SET EXERCISE: Identify, in the records below, every line where the string "factor" appears, and copy each such line.

··· EXTRACTED ENTRIES ···

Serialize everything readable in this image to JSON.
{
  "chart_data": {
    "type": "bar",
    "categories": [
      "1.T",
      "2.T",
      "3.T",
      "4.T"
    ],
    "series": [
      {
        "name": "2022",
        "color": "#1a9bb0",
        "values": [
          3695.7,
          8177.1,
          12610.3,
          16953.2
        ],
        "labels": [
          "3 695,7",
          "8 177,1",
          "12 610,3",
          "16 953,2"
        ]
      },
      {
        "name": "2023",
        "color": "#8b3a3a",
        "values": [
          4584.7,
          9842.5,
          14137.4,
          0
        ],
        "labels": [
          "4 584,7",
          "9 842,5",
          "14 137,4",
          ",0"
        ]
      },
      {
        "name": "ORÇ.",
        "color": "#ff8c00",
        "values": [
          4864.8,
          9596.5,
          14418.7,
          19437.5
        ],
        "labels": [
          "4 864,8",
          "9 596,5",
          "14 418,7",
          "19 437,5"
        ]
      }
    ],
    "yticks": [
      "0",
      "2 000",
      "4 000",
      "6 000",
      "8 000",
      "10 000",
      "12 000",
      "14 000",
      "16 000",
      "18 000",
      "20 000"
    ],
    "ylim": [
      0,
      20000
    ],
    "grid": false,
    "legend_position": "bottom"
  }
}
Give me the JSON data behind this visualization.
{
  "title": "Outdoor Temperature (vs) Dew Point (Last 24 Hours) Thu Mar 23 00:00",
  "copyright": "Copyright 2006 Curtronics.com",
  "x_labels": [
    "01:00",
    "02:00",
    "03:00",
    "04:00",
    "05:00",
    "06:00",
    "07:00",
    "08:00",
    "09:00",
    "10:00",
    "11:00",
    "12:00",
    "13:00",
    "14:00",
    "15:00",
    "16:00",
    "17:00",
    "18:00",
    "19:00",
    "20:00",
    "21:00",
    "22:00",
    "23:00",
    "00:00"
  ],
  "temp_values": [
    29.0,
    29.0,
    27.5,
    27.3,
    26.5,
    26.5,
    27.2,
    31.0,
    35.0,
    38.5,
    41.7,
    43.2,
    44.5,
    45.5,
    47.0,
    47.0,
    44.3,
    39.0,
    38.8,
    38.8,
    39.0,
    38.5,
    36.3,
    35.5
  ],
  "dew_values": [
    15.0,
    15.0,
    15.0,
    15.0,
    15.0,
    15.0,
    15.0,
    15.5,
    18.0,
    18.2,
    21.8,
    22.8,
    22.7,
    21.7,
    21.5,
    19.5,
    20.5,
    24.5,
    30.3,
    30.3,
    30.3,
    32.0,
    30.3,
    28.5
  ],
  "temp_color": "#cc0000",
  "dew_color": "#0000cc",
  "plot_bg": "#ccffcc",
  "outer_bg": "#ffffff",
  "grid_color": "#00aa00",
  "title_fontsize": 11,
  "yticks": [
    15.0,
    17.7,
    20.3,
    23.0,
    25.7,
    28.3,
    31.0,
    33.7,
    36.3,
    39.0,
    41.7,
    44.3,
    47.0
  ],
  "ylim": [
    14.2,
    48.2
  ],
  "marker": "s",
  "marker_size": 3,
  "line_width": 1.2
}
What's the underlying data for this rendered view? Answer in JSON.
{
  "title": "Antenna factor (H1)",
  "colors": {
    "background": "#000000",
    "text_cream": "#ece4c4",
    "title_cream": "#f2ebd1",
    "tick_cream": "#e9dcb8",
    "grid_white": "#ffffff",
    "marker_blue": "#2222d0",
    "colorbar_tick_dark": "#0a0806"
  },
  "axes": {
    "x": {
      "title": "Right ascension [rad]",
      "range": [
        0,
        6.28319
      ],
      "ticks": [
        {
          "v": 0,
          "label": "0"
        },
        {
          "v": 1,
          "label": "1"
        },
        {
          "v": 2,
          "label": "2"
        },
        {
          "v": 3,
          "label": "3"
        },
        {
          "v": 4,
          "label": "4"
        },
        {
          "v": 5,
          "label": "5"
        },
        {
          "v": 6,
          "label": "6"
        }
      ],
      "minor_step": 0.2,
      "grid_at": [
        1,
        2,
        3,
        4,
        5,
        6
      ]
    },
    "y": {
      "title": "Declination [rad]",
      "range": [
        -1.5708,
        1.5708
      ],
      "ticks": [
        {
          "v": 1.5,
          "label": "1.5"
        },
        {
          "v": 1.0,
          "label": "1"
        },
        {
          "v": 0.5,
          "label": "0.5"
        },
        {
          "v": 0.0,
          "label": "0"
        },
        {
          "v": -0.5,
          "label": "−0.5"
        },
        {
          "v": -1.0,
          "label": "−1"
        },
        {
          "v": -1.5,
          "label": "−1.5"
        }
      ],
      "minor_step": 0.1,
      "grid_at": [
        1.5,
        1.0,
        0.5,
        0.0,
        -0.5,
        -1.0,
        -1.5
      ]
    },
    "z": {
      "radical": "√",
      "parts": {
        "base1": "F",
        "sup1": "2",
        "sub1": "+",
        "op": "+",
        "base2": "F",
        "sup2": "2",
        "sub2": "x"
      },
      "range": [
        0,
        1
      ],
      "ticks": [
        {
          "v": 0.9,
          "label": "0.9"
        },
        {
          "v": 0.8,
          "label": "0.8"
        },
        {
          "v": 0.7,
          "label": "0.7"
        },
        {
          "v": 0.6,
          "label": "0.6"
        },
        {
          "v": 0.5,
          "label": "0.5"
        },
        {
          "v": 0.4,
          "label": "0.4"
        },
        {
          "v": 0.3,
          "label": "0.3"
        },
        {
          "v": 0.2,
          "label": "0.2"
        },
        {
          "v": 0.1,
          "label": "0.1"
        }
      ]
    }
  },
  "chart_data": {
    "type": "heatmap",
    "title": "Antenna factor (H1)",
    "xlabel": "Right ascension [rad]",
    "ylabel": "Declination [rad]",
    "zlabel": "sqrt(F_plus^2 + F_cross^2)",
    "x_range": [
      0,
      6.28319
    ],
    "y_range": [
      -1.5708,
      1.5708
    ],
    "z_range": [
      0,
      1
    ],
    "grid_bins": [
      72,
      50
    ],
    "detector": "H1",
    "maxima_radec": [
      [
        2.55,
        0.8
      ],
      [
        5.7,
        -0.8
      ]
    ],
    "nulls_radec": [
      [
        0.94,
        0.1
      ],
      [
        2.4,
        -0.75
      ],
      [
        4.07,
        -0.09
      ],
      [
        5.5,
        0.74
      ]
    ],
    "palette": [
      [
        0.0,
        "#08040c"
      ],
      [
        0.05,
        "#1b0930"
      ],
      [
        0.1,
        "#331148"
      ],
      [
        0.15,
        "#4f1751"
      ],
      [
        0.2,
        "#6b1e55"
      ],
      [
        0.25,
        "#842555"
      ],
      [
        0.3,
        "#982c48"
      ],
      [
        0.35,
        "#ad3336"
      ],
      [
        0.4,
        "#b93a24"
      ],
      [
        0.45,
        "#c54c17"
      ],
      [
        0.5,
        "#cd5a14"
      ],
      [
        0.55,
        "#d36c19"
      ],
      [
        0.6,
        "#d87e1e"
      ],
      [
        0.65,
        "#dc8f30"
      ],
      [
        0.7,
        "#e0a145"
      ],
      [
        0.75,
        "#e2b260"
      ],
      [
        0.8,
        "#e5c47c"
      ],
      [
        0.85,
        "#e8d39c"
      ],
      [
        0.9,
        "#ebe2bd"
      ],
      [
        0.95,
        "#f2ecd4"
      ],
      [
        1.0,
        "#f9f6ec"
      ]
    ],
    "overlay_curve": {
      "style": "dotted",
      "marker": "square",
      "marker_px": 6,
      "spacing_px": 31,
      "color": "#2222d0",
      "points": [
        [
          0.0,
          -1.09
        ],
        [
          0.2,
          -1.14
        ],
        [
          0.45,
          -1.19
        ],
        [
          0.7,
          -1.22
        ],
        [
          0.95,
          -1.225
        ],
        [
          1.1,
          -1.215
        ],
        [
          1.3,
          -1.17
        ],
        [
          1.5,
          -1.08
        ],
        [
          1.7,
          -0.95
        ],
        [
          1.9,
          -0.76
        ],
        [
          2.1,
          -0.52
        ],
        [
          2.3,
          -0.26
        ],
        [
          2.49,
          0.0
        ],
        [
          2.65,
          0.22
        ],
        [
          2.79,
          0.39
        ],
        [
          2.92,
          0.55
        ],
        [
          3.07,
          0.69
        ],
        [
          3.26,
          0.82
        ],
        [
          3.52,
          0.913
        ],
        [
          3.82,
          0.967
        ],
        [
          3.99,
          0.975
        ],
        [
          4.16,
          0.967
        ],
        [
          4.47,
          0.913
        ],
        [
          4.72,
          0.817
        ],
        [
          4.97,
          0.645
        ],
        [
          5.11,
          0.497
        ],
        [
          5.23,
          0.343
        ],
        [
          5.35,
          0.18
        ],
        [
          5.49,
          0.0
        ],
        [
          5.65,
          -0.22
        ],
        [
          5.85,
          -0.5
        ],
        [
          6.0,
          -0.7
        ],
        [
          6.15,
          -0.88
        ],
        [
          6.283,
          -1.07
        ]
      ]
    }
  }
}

···

RESULT BELOW:
  "title": "Antenna factor (H1)",
    "title": "Antenna factor (H1)",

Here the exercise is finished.